Разработанная теория позволила «выжать» из этого «спичечного» ЭМТ 1,5 кВт и на порядок уменьшить его инерционность. В порыве творческого энтузиазма в этом «теоретическом» рассказе одно время мне даже хотелось привести формулу для определения максимального тормозного момента ЭМТ, который оказался пропорциональным энергии постоянных магнитов, а значит магнитной индукции в квадрате хорошо, что я вовремя отдумался.
Так благодаря случайности судьба свела меня с этим замечательным человеком. Позднее он стал для меня более чем дополнительным оппонентом на защите кандидатской диссертации.
Когда выступления на моей защите близились к концу, председательствовавший на заседании С. О. Охапкин (Мишин был в отъезде) спросил, кто еще хотел что?нибудь добавить по ясному, по его мнению, вопросу. Слово попросил мой неофициальный оппонент и стал объяснять, что динамика стыковки не ограничивается проблемой, решенной в диссертации. Охапкин прокомментировал, что в этой новой области еще многое предстоит исследовать. Действительно, через год Александр вполне успешно защитил свою диссертацию на ученом совете в МВТУ, так и не решившись еще раз «стыковаться» с нашим ученым советом.
Ученый совет проголосовал единогласно. Потом был вечер, традиционный для настоящих ученых банкет в «Славянском базаре», говорили хорошие слова и дарили первые весенние цветы.
Стояла ранняя весна, мне только исполнилось 35, вся жизнь была еще впереди, а
человек, как известно, начинается с кандидата.1.17 Вступая в англоговорящий мир
До 33–х лет я не знал ни слова по–английски. Мой иноязычный мир ограничивался немецким, который я изучал с 10–ти лет.

::::::::::

• **Набор заданий**:
- 1) Ответьте по отрывку на следующие вопросы:
(a) Какую мощность позволила получить от ЭМТ разработанная теория?
(b) Кто председательствовал на заседании при защите кандидатской диссертации?
(c) Какой иностранный язык, согласно отрывку, изучался с 10 лет?
- 2) Изложите содержание отрывка в двух предложениях.
- 3) Перепишите из отрывка фрагмент от слов «Разработанная теория позволила» до слов «я вовремя отдумался.» включительно.

• **Строки данных**:
::::::::::

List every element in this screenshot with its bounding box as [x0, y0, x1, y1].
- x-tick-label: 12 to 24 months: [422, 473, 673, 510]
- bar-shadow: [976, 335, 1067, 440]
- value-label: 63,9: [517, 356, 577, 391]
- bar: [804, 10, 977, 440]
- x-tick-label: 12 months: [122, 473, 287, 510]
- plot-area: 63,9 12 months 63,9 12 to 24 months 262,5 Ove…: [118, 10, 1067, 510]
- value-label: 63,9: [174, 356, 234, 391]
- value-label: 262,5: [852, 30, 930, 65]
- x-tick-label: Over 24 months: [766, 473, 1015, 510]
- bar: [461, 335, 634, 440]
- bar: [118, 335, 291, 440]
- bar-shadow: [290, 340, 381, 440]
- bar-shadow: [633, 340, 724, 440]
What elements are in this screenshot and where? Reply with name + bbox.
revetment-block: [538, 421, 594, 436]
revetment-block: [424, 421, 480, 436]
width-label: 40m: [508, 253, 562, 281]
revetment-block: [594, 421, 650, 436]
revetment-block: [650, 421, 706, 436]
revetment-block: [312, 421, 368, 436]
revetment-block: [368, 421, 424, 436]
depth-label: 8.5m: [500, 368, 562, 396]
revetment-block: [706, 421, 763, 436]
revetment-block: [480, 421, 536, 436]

::::::::::

• **Решения заданий**:
- 1)
(a) 1,5 кВт.
(b) С. О. Охапкин.
(c) Немецкий.

- 2) В отрывке говорится о теории, позволившей получить от ЭМТ 1,5 кВт и на порядок уменьшить его инерционность, а также о защите кандидатской диссертации, на которой неофициальный оппонент указал, что динамика стыковки не ограничивается решенной в ней проблемой. Ученый совет проголосовал единогласно, после чего состоялся банкет в «Славянском базаре».

- 3)
Разработанная теория позволила «выжать» из этого «спичечного» ЭМТ 1,5 кВт и на порядок уменьшить его инерционность. В порыве творческого энтузиазма в этом «теоретическом» рассказе одно время мне даже хотелось привести формулу для определения максимального тормозного момента ЭМТ, который оказался пропорциональным энергии постоянных магнитов, а значит магнитной индукции в квадрате хорошо, что я вовремя отдумался.